§ **TASK DETAILS**: From the entries below, gather every line containing the string "this".

(Recorded data)
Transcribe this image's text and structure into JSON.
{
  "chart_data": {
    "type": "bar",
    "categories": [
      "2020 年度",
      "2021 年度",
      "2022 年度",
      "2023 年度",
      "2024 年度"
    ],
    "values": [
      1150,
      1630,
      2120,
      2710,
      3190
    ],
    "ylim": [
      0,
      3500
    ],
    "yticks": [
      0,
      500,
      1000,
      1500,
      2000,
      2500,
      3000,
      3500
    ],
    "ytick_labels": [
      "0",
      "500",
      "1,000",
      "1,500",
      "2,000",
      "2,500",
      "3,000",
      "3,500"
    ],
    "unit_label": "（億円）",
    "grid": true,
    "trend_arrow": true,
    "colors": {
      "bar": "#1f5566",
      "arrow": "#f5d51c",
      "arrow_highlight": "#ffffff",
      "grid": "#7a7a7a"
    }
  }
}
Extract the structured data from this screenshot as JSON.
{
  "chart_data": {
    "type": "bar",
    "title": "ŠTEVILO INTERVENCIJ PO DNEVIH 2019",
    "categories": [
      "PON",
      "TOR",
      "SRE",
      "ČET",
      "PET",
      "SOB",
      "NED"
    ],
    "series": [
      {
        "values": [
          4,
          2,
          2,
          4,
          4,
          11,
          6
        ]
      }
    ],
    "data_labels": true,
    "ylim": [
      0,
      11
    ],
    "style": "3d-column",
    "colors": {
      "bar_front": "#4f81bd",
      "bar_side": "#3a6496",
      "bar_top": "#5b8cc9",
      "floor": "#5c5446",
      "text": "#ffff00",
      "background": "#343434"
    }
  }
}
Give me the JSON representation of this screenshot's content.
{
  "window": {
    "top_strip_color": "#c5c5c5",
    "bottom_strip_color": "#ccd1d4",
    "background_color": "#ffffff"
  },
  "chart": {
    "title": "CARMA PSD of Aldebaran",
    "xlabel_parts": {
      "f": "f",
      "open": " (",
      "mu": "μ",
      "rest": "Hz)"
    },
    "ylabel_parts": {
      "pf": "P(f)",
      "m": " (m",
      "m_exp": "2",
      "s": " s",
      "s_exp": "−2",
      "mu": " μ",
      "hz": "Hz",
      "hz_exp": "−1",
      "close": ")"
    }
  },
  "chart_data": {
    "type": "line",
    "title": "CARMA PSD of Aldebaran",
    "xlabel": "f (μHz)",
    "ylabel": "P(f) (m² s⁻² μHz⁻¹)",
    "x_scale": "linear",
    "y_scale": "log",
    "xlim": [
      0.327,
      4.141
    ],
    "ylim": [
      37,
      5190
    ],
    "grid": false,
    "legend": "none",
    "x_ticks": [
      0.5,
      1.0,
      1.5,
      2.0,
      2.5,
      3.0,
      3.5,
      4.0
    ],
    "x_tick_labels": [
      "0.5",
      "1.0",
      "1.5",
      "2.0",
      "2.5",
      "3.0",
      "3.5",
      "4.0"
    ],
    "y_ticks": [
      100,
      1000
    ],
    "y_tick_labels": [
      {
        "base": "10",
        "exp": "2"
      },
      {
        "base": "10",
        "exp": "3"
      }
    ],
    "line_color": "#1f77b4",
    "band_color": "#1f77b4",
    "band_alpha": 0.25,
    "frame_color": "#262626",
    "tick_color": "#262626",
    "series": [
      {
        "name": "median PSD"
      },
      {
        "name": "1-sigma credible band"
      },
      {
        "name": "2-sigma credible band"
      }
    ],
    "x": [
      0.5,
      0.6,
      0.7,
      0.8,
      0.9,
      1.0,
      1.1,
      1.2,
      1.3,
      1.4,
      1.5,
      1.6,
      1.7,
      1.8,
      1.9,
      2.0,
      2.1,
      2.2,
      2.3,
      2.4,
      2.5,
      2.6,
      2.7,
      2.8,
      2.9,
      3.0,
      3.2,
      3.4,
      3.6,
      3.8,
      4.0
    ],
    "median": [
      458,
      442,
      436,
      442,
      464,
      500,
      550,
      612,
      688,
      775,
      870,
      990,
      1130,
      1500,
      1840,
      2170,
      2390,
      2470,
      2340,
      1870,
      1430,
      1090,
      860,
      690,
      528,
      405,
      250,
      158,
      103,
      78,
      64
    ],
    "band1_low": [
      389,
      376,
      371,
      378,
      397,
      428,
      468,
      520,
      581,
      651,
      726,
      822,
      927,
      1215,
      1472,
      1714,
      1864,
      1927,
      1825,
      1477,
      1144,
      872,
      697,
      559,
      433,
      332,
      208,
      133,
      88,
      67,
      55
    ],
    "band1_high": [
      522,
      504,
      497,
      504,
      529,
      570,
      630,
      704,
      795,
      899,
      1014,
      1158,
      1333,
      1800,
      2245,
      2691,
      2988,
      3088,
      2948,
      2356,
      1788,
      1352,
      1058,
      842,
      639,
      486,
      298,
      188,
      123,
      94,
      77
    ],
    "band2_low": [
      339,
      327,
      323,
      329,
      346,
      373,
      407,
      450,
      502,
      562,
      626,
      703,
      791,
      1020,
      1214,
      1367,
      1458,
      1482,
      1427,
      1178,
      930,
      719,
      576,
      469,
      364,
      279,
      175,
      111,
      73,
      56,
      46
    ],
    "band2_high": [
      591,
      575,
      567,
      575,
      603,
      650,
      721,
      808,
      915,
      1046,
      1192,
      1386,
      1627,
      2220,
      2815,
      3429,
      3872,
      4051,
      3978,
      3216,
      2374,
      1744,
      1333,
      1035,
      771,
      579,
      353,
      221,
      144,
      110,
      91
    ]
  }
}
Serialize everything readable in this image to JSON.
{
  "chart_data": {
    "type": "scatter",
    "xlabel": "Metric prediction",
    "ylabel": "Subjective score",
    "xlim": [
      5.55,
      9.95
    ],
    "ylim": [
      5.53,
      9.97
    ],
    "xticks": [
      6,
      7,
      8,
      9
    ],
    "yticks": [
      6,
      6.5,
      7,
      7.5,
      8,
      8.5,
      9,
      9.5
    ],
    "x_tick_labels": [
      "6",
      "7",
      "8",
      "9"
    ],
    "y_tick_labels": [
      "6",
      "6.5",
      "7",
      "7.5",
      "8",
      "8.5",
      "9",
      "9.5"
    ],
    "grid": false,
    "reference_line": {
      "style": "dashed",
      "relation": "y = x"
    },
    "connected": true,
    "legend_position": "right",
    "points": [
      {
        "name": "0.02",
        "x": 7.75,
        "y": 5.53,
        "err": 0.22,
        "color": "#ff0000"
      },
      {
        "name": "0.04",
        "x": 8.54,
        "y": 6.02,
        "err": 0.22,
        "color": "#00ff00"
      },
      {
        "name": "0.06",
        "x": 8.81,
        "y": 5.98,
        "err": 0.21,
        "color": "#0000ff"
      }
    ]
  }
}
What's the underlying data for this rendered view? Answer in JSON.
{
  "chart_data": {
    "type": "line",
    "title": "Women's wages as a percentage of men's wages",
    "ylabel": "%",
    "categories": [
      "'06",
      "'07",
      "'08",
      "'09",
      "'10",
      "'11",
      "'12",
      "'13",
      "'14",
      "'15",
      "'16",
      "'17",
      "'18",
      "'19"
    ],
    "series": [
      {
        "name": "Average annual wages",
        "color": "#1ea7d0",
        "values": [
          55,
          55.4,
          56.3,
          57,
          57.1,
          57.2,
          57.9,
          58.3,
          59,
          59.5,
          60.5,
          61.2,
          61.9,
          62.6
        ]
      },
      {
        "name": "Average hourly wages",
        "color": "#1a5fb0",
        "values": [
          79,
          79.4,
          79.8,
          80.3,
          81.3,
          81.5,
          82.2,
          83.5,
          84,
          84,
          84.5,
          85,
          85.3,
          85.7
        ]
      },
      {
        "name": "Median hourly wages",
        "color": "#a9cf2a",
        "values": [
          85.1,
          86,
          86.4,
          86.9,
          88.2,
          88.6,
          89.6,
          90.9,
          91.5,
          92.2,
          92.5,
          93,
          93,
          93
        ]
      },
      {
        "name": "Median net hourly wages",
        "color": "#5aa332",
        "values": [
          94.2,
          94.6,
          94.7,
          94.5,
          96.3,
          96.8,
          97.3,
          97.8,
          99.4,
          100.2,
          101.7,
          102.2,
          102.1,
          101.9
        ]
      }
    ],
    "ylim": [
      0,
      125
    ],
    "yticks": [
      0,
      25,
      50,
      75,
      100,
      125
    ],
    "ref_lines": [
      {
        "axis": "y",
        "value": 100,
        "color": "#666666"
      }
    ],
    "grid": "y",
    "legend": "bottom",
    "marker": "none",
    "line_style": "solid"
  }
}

§ **RESULT**:
Transcribe this image's text and structure into JSON.
Extract the structured data from this screenshot as JSON.
Give me the JSON representation of this screenshot's content.
Serialize everything readable in this image to JSON.
What's the underlying data for this rendered view? Answer in JSON.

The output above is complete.